— START OF Input material —
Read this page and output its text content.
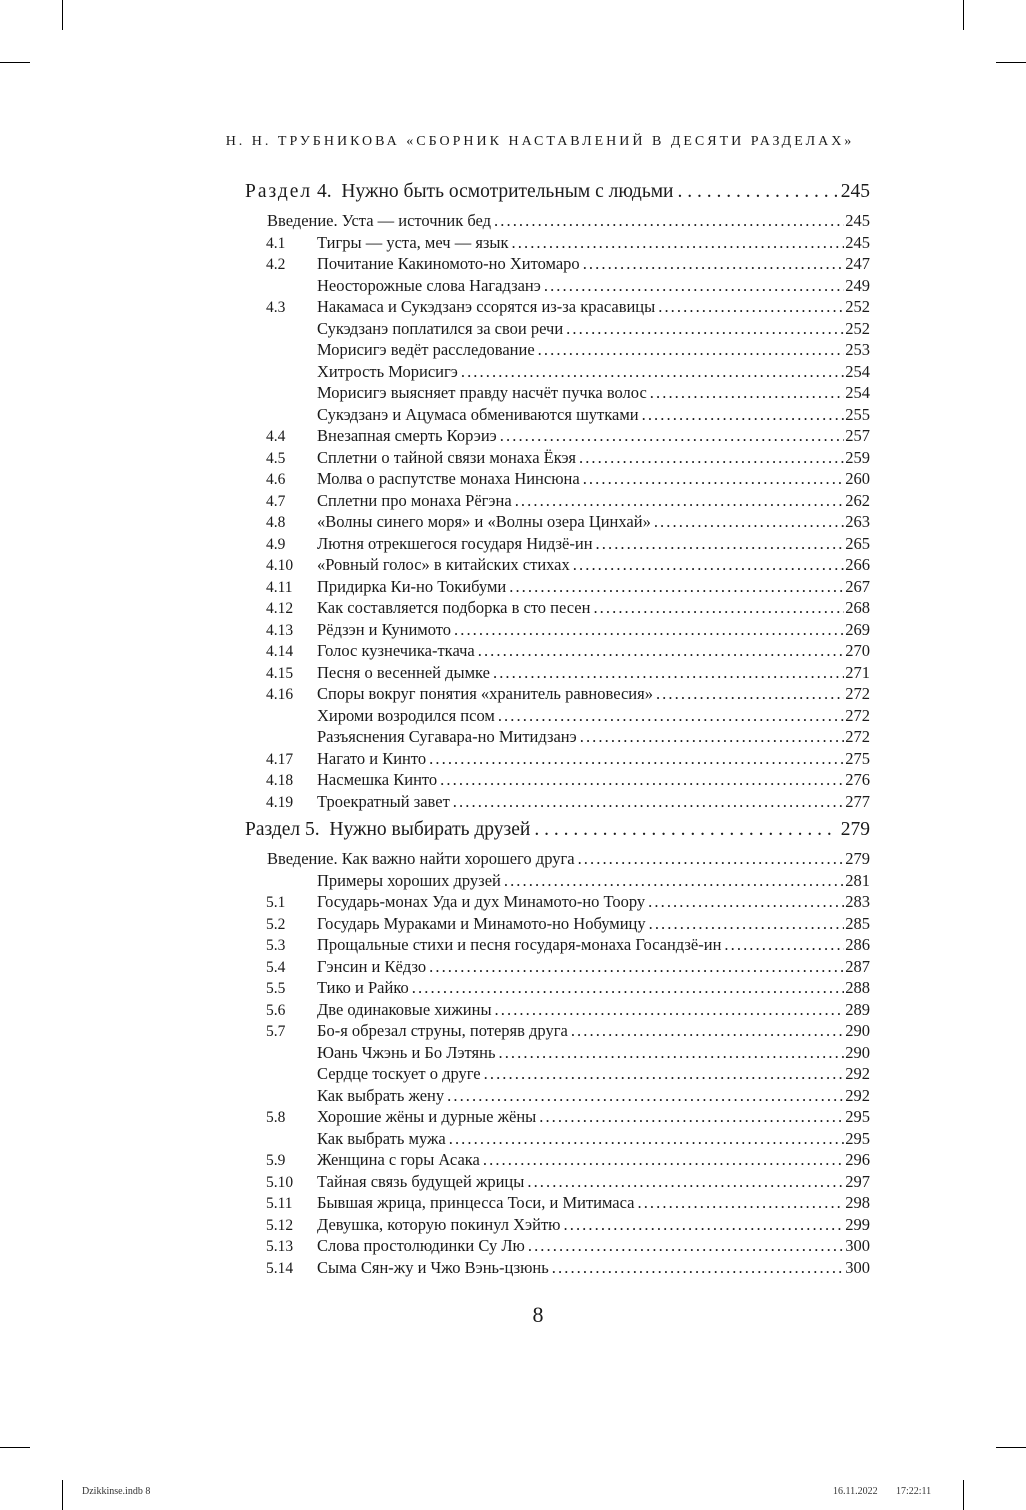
Н. Н. ТРУБНИКОВА «СБОРНИК НАСТАВЛЕНИЙ В ДЕСЯТИ РАЗДЕЛАХ»
Раздел 4. Нужно быть осмотрительным с людьми . . .	245
Введение. Уста — источник бед .....	245
4.1	Тигры — уста, меч — язык .....	245
4.2	Почитание Какиномото-но Хитомаро .....	247
Неосторожные слова Нагадзанэ .....	249
4.3	Накамаса и Сукэдзанэ ссорятся из-за красавицы .....	252
Сукэдзанэ поплатился за свои речи .....	252
Морисигэ ведёт расследование .....	253
Хитрость Морисигэ .....	254
Морисигэ выясняет правду насчёт пучка волос .....	254
Сукэдзанэ и Ацумаса обмениваются шутками .....	255
4.4	Внезапная смерть Корэиэ .....	257
4.5	Сплетни о тайной связи монаха Ёкэя .....	259
4.6	Молва о распутстве монаха Нинсюна .....	260
4.7	Сплетни про монаха Рёгэна .....	262
4.8	«Волны синего моря» и «Волны озера Цинхай» .....	263
4.9	Лютня отрекшегося государя Нидзё-ин .....	265
4.10	«Ровный голос» в китайских стихах .....	266
4.11	Придирка Ки-но Токибуми .....	267
4.12	Как составляется подборка в сто песен .....	268
4.13	Рёдзэн и Кунимото .....	269
4.14	Голос кузнечика-ткача .....	270
4.15	Песня о весенней дымке .....	271
4.16	Споры вокруг понятия «хранитель равновесия» .....	272
Хироми возродился псом .....	272
Разъяснения Сугавара-но Митидзанэ .....	272
4.17	Нагато и Кинто .....	275
4.18	Насмешка Кинто .....	276
4.19	Троекратный завет .....	277
Раздел 5. Нужно выбирать друзей . . .	279
Введение. Как важно найти хорошего друга .....	279
Примеры хороших друзей .....	281
5.1	Государь-монах Уда и дух Минамото-но Тоору .....	283
5.2	Государь Мураками и Минамото-но Нобумицу .....	285
5.3	Прощальные стихи и песня государя-монаха Госандзё-ин .....	286
5.4	Гэнсин и Кёдзо .....	287
5.5	Тико и Райко .....	288
5.6	Две одинаковые хижины .....	289
5.7	Бо-я обрезал струны, потеряв друга .....	290
Юань Чжэнь и Бо Лэтянь .....	290
Сердце тоскует о друге .....	292
Как выбрать жену .....	292
5.8	Хорошие жёны и дурные жёны .....	295
Как выбрать мужа .....	295
5.9	Женщина с горы Асака .....	296
5.10	Тайная связь будущей жрицы .....	297
5.11	Бывшая жрица, принцесса Тоси, и Митимаса .....	298
5.12	Девушка, которую покинул Хэйтю .....	299
5.13	Слова простолюдинки Су Лю .....	300
5.14	Сыма Сян-жу и Чжо Вэнь-цзюнь .....	300
8
Dzikkinse.indb 8	16.11.2022 17:22:11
— END OF Input material —
* _The task_: Do not include images; quote all of the entries above exactly.

* _Response to this task_:
Read this page and output its text content.
Н. Н. ТРУБНИКОВА «СБОРНИК НАСТАВЛЕНИЙ В ДЕСЯТИ РАЗДЕЛАХ»
Раздел 4. Нужно быть осмотрительным с людьми . . .	245
Введение. Уста — источник бед .....	245
4.1	Тигры — уста, меч — язык .....	245
4.2	Почитание Какиномото-но Хитомаро .....	247
Неосторожные слова Нагадзанэ .....	249
4.3	Накамаса и Сукэдзанэ ссорятся из-за красавицы .....	252
Сукэдзанэ поплатился за свои речи .....	252
Морисигэ ведёт расследование .....	253
Хитрость Морисигэ .....	254
Морисигэ выясняет правду насчёт пучка волос .....	254
Сукэдзанэ и Ацумаса обмениваются шутками .....	255
4.4	Внезапная смерть Корэиэ .....	257
4.5	Сплетни о тайной связи монаха Ёкэя .....	259
4.6	Молва о распутстве монаха Нинсюна .....	260
4.7	Сплетни про монаха Рёгэна .....	262
4.8	«Волны синего моря» и «Волны озера Цинхай» .....	263
4.9	Лютня отрекшегося государя Нидзё-ин .....	265
4.10	«Ровный голос» в китайских стихах .....	266
4.11	Придирка Ки-но Токибуми .....	267
4.12	Как составляется подборка в сто песен .....	268
4.13	Рёдзэн и Кунимото .....	269
4.14	Голос кузнечика-ткача .....	270
4.15	Песня о весенней дымке .....	271
4.16	Споры вокруг понятия «хранитель равновесия» .....	272
Хироми возродился псом .....	272
Разъяснения Сугавара-но Митидзанэ .....	272
4.17	Нагато и Кинто .....	275
4.18	Насмешка Кинто .....	276
4.19	Троекратный завет .....	277
Раздел 5. Нужно выбирать друзей . . .	279
Введение. Как важно найти хорошего друга .....	279
Примеры хороших друзей .....	281
5.1	Государь-монах Уда и дух Минамото-но Тоору .....	283
5.2	Государь Мураками и Минамото-но Нобумицу .....	285
5.3	Прощальные стихи и песня государя-монаха Госандзё-ин .....	286
5.4	Гэнсин и Кёдзо .....	287
5.5	Тико и Райко .....	288
5.6	Две одинаковые хижины .....	289
5.7	Бо-я обрезал струны, потеряв друга .....	290
Юань Чжэнь и Бо Лэтянь .....	290
Сердце тоскует о друге .....	292
Как выбрать жену .....	292
5.8	Хорошие жёны и дурные жёны .....	295
Как выбрать мужа .....	295
5.9	Женщина с горы Асака .....	296
5.10	Тайная связь будущей жрицы .....	297
5.11	Бывшая жрица, принцесса Тоси, и Митимаса .....	298
5.12	Девушка, которую покинул Хэйтю .....	299
5.13	Слова простолюдинки Су Лю .....	300
5.14	Сыма Сян-жу и Чжо Вэнь-цзюнь .....	300
8
Dzikkinse.indb 8	16.11.2022 17:22:11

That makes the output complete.